PROBLEM REQUIREMENTS
Search the material for "anxiety" and show all lines that contain it.

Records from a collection
----------

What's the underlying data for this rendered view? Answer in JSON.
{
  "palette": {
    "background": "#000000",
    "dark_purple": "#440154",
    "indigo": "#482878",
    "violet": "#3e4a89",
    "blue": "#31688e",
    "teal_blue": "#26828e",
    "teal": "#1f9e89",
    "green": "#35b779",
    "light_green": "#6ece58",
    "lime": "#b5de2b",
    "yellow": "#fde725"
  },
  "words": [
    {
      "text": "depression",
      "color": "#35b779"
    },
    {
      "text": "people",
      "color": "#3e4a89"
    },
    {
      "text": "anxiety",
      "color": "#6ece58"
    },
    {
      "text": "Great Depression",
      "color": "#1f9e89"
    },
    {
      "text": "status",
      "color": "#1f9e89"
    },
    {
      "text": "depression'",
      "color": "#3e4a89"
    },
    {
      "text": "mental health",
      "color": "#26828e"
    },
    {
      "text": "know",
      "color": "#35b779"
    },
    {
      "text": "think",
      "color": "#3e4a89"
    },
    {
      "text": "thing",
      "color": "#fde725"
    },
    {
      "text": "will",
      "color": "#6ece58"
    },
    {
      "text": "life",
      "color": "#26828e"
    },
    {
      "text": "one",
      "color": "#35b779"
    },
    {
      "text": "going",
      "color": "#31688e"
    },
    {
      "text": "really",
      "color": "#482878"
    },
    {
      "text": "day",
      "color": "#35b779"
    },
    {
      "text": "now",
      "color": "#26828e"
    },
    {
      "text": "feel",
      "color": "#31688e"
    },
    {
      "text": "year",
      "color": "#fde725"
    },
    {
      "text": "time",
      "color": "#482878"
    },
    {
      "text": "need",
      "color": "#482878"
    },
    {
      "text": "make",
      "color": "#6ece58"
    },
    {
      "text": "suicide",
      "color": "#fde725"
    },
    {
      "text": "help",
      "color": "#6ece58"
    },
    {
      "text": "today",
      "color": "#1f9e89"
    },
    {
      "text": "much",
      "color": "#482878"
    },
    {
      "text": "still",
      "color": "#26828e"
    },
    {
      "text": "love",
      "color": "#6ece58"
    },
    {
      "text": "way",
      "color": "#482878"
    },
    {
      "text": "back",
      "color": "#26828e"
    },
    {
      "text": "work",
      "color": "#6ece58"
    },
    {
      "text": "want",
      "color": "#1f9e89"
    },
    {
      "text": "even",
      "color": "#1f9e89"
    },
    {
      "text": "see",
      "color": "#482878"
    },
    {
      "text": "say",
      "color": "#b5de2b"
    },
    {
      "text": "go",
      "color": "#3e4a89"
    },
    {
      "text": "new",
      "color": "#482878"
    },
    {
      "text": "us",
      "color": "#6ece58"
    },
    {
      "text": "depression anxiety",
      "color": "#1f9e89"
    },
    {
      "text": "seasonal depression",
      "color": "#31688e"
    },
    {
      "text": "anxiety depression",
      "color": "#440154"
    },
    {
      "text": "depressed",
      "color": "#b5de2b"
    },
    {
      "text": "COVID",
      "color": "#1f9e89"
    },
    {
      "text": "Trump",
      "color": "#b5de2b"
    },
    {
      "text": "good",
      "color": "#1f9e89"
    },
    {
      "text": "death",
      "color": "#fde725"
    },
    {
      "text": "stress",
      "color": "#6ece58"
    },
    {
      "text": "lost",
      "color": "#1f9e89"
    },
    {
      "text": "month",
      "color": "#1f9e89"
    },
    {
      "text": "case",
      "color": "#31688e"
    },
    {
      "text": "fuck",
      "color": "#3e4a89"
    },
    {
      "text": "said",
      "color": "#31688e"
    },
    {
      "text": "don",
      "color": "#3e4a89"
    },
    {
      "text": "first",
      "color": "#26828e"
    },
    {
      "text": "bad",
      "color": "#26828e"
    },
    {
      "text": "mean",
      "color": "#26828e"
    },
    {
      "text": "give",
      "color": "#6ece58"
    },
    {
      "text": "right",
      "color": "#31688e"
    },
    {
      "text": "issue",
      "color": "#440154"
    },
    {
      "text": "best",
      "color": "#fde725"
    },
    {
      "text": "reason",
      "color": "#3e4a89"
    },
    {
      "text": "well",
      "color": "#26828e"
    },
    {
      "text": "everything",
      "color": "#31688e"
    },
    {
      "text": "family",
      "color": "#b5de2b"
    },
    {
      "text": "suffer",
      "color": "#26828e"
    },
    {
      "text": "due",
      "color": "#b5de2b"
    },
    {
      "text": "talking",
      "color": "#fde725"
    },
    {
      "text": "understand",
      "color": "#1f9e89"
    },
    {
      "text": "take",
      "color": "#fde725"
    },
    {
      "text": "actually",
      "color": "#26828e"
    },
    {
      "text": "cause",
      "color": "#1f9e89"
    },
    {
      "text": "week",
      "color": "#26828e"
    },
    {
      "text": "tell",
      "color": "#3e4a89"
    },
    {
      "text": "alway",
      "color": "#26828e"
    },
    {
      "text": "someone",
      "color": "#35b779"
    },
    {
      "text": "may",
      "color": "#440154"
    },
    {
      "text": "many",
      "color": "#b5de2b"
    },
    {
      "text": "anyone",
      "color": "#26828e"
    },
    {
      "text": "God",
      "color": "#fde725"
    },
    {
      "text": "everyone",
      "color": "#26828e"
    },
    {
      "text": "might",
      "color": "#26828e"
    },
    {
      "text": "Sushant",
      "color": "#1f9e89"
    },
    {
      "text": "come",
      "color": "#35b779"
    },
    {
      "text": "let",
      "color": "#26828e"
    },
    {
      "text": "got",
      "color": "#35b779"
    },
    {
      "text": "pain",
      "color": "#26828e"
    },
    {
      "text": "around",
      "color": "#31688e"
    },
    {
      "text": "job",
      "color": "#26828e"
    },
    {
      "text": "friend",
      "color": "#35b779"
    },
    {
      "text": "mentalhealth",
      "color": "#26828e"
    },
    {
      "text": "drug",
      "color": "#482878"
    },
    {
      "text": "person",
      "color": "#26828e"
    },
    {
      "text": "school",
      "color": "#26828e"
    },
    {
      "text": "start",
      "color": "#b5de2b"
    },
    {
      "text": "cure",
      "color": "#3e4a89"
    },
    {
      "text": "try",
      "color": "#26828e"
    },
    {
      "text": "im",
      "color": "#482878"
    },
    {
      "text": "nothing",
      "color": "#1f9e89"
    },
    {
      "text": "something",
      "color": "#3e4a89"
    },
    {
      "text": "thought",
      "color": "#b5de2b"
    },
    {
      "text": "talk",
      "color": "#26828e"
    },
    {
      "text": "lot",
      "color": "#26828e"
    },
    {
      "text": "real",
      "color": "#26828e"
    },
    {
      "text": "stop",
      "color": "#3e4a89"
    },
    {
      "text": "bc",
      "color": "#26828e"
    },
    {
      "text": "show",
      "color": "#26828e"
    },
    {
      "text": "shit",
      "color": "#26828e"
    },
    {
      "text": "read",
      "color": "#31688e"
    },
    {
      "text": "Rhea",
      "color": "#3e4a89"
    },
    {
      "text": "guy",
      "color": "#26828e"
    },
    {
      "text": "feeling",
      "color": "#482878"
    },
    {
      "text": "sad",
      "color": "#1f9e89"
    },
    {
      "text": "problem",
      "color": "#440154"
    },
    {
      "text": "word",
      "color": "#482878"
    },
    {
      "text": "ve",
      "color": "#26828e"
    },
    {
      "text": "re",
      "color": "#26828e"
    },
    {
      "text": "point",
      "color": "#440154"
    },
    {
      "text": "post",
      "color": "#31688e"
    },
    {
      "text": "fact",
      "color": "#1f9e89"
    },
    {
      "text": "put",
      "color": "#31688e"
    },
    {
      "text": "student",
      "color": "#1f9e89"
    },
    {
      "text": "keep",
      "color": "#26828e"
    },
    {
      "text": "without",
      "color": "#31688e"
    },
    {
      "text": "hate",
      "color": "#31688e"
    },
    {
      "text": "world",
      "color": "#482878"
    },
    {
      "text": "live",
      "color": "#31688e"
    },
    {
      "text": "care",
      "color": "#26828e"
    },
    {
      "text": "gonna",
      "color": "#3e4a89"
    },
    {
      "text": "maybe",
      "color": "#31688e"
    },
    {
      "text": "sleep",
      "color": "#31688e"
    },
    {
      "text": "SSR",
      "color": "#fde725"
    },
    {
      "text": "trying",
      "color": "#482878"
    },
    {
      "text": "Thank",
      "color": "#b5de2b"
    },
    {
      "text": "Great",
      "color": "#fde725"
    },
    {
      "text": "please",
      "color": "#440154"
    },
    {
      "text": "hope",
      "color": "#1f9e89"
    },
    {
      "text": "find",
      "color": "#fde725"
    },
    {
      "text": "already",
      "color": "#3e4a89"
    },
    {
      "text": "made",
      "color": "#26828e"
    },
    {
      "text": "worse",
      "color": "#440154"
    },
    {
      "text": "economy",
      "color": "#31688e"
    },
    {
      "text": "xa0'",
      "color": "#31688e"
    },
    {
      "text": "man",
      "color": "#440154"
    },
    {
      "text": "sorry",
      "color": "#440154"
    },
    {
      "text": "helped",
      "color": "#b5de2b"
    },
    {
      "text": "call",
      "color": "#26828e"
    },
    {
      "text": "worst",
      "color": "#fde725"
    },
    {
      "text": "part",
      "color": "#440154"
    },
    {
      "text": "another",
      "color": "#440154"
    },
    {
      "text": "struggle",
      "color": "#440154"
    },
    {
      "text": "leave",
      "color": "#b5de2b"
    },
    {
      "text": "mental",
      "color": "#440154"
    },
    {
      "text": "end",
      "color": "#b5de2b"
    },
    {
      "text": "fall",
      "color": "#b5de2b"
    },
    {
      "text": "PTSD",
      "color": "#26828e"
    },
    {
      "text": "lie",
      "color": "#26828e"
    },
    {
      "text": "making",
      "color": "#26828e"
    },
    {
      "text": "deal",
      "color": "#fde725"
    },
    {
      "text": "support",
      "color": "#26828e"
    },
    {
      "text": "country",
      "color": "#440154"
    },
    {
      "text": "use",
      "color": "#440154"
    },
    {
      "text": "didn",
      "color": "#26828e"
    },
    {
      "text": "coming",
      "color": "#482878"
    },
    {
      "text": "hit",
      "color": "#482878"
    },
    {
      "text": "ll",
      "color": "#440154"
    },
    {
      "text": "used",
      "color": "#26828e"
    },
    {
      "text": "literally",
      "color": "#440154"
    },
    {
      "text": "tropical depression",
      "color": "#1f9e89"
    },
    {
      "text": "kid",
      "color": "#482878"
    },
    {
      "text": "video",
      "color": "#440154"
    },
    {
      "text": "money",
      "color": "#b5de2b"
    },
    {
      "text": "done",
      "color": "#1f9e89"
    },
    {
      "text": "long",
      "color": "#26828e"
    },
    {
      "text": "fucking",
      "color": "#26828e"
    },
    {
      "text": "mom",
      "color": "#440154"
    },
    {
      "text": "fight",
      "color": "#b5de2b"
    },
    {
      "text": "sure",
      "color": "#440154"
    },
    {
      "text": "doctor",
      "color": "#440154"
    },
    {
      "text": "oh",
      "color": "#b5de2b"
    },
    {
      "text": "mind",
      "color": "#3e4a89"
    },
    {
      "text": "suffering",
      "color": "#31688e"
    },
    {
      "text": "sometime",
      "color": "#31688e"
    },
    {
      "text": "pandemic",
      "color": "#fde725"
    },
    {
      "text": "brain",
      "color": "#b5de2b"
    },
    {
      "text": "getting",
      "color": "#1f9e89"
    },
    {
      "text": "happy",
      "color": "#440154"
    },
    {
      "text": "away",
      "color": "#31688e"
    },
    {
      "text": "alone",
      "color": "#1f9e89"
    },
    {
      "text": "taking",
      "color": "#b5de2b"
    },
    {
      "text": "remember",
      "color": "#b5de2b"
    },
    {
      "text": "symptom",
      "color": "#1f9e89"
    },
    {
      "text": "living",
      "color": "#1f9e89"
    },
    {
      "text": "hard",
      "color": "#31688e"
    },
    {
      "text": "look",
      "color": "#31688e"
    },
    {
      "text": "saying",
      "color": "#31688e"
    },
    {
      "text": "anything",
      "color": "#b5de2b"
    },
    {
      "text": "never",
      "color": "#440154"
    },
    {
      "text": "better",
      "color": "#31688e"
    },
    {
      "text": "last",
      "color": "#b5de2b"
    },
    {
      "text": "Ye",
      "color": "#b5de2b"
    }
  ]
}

----------

THE OUTPUT
      "text": "anxiety",
      "text": "depression anxiety",
      "text": "anxiety depression",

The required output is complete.